(Stated task): Retype each record shown below, leaving every character as it is.

(Record list):
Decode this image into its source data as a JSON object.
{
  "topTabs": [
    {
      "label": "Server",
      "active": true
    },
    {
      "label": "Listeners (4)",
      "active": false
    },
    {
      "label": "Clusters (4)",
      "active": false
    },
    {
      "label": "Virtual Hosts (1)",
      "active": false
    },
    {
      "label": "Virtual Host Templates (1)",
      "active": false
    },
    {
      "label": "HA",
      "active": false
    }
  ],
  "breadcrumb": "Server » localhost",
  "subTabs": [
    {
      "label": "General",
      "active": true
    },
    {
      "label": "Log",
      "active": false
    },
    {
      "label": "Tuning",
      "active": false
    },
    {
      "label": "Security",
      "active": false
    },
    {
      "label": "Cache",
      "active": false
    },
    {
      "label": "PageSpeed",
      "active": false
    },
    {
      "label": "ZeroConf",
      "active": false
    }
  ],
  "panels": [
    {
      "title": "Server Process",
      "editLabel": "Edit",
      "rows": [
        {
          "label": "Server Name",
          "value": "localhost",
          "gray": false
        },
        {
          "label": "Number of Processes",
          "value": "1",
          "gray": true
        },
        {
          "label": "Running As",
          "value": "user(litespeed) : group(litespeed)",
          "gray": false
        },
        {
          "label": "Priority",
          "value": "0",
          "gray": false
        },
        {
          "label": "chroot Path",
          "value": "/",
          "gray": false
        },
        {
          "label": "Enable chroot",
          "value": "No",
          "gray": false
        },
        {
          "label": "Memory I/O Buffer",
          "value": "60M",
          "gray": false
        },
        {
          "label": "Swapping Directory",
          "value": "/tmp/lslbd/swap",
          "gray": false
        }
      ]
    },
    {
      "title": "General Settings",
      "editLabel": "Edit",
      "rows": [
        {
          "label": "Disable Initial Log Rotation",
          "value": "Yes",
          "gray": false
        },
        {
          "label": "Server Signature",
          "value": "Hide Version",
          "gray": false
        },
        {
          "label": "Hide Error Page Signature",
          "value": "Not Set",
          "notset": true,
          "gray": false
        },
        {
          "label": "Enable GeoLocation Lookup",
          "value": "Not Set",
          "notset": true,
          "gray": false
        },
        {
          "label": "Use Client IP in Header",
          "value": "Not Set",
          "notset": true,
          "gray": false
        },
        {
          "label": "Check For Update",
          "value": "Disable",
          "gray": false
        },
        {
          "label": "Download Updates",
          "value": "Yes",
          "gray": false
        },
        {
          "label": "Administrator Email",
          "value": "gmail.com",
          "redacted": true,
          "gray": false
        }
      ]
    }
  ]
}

(Correct output):
Decode this image into its source data as a JSON object.
{
  "topTabs": [
    {
      "label": "Server",
      "active": true
    },
    {
      "label": "Listeners (4)",
      "active": false
    },
    {
      "label": "Clusters (4)",
      "active": false
    },
    {
      "label": "Virtual Hosts (1)",
      "active": false
    },
    {
      "label": "Virtual Host Templates (1)",
      "active": false
    },
    {
      "label": "HA",
      "active": false
    }
  ],
  "breadcrumb": "Server » localhost",
  "subTabs": [
    {
      "label": "General",
      "active": true
    },
    {
      "label": "Log",
      "active": false
    },
    {
      "label": "Tuning",
      "active": false
    },
    {
      "label": "Security",
      "active": false
    },
    {
      "label": "Cache",
      "active": false
    },
    {
      "label": "PageSpeed",
      "active": false
    },
    {
      "label": "ZeroConf",
      "active": false
    }
  ],
  "panels": [
    {
      "title": "Server Process",
      "editLabel": "Edit",
      "rows": [
        {
          "label": "Server Name",
          "value": "localhost",
          "gray": false
        },
        {
          "label": "Number of Processes",
          "value": "1",
          "gray": true
        },
        {
          "label": "Running As",
          "value": "user(litespeed) : group(litespeed)",
          "gray": false
        },
        {
          "label": "Priority",
          "value": "0",
          "gray": false
        },
        {
          "label": "chroot Path",
          "value": "/",
          "gray": false
        },
        {
          "label": "Enable chroot",
          "value": "No",
          "gray": false
        },
        {
          "label": "Memory I/O Buffer",
          "value": "60M",
          "gray": false
        },
        {
          "label": "Swapping Directory",
          "value": "/tmp/lslbd/swap",
          "gray": false
        }
      ]
    },
    {
      "title": "General Settings",
      "editLabel": "Edit",
      "rows": [
        {
          "label": "Disable Initial Log Rotation",
          "value": "Yes",
          "gray": false
        },
        {
          "label": "Server Signature",
          "value": "Hide Version",
          "gray": false
        },
        {
          "label": "Hide Error Page Signature",
          "value": "Not Set",
          "notset": true,
          "gray": false
        },
        {
          "label": "Enable GeoLocation Lookup",
          "value": "Not Set",
          "notset": true,
          "gray": false
        },
        {
          "label": "Use Client IP in Header",
          "value": "Not Set",
          "notset": true,
          "gray": false
        },
        {
          "label": "Check For Update",
          "value": "Disable",
          "gray": false
        },
        {
          "label": "Download Updates",
          "value": "Yes",
          "gray": false
        },
        {
          "label": "Administrator Email",
          "value": "gmail.com",
          "redacted": true,
          "gray": false
        }
      ]
    }
  ]
}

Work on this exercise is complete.